▸ **REQUIREMENT**: Here are some records; return them all exactly.

▸ **RECORD EXCERPTS**:

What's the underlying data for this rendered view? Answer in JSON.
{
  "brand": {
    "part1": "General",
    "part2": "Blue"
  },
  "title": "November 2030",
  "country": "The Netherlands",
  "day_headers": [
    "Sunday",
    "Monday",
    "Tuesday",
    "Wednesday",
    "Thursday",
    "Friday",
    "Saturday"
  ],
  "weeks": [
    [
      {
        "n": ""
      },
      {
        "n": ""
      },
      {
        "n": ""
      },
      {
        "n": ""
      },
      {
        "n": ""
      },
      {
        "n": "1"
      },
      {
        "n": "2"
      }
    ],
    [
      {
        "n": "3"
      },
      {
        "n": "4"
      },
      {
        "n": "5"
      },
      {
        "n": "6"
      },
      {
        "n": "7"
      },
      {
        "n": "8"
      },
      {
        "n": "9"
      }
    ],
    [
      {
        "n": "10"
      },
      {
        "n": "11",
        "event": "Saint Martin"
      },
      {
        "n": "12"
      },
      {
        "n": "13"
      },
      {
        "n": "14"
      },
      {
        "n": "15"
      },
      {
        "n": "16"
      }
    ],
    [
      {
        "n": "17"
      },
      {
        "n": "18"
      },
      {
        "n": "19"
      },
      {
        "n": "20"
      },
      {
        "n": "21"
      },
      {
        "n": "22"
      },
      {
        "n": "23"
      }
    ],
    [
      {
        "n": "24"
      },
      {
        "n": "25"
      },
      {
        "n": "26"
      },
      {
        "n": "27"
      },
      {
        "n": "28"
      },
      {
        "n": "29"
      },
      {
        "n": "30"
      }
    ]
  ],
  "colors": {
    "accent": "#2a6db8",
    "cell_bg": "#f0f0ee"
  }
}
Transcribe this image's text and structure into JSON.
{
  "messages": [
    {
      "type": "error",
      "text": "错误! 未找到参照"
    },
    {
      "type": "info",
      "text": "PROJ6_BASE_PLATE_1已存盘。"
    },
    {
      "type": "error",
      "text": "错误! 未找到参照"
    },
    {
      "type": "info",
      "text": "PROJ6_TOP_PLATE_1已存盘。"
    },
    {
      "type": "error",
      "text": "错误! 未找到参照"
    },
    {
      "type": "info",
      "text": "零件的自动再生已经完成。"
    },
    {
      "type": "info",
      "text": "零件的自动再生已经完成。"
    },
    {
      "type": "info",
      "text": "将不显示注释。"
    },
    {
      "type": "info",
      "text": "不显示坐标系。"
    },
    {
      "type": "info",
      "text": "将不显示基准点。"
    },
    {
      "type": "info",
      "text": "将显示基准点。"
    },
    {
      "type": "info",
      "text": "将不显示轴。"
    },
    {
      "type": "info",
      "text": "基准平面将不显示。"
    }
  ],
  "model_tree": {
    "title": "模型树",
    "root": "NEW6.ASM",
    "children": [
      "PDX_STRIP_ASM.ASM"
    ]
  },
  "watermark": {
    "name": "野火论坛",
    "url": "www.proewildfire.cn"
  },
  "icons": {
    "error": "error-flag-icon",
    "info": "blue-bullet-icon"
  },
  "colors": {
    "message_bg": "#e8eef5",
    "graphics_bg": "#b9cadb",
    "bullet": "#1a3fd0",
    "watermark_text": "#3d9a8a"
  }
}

▸ **EXERCISE ANSWER**:
What's the underlying data for this rendered view? Answer in JSON.
{
  "brand": {
    "part1": "General",
    "part2": "Blue"
  },
  "title": "November 2030",
  "country": "The Netherlands",
  "day_headers": [
    "Sunday",
    "Monday",
    "Tuesday",
    "Wednesday",
    "Thursday",
    "Friday",
    "Saturday"
  ],
  "weeks": [
    [
      {
        "n": ""
      },
      {
        "n": ""
      },
      {
        "n": ""
      },
      {
        "n": ""
      },
      {
        "n": ""
      },
      {
        "n": "1"
      },
      {
        "n": "2"
      }
    ],
    [
      {
        "n": "3"
      },
      {
        "n": "4"
      },
      {
        "n": "5"
      },
      {
        "n": "6"
      },
      {
        "n": "7"
      },
      {
        "n": "8"
      },
      {
        "n": "9"
      }
    ],
    [
      {
        "n": "10"
      },
      {
        "n": "11",
        "event": "Saint Martin"
      },
      {
        "n": "12"
      },
      {
        "n": "13"
      },
      {
        "n": "14"
      },
      {
        "n": "15"
      },
      {
        "n": "16"
      }
    ],
    [
      {
        "n": "17"
      },
      {
        "n": "18"
      },
      {
        "n": "19"
      },
      {
        "n": "20"
      },
      {
        "n": "21"
      },
      {
        "n": "22"
      },
      {
        "n": "23"
      }
    ],
    [
      {
        "n": "24"
      },
      {
        "n": "25"
      },
      {
        "n": "26"
      },
      {
        "n": "27"
      },
      {
        "n": "28"
      },
      {
        "n": "29"
      },
      {
        "n": "30"
      }
    ]
  ],
  "colors": {
    "accent": "#2a6db8",
    "cell_bg": "#f0f0ee"
  }
}
Transcribe this image's text and structure into JSON.
{
  "messages": [
    {
      "type": "error",
      "text": "错误! 未找到参照"
    },
    {
      "type": "info",
      "text": "PROJ6_BASE_PLATE_1已存盘。"
    },
    {
      "type": "error",
      "text": "错误! 未找到参照"
    },
    {
      "type": "info",
      "text": "PROJ6_TOP_PLATE_1已存盘。"
    },
    {
      "type": "error",
      "text": "错误! 未找到参照"
    },
    {
      "type": "info",
      "text": "零件的自动再生已经完成。"
    },
    {
      "type": "info",
      "text": "零件的自动再生已经完成。"
    },
    {
      "type": "info",
      "text": "将不显示注释。"
    },
    {
      "type": "info",
      "text": "不显示坐标系。"
    },
    {
      "type": "info",
      "text": "将不显示基准点。"
    },
    {
      "type": "info",
      "text": "将显示基准点。"
    },
    {
      "type": "info",
      "text": "将不显示轴。"
    },
    {
      "type": "info",
      "text": "基准平面将不显示。"
    }
  ],
  "model_tree": {
    "title": "模型树",
    "root": "NEW6.ASM",
    "children": [
      "PDX_STRIP_ASM.ASM"
    ]
  },
  "watermark": {
    "name": "野火论坛",
    "url": "www.proewildfire.cn"
  },
  "icons": {
    "error": "error-flag-icon",
    "info": "blue-bullet-icon"
  },
  "colors": {
    "message_bg": "#e8eef5",
    "graphics_bg": "#b9cadb",
    "bullet": "#1a3fd0",
    "watermark_text": "#3d9a8a"
  }
}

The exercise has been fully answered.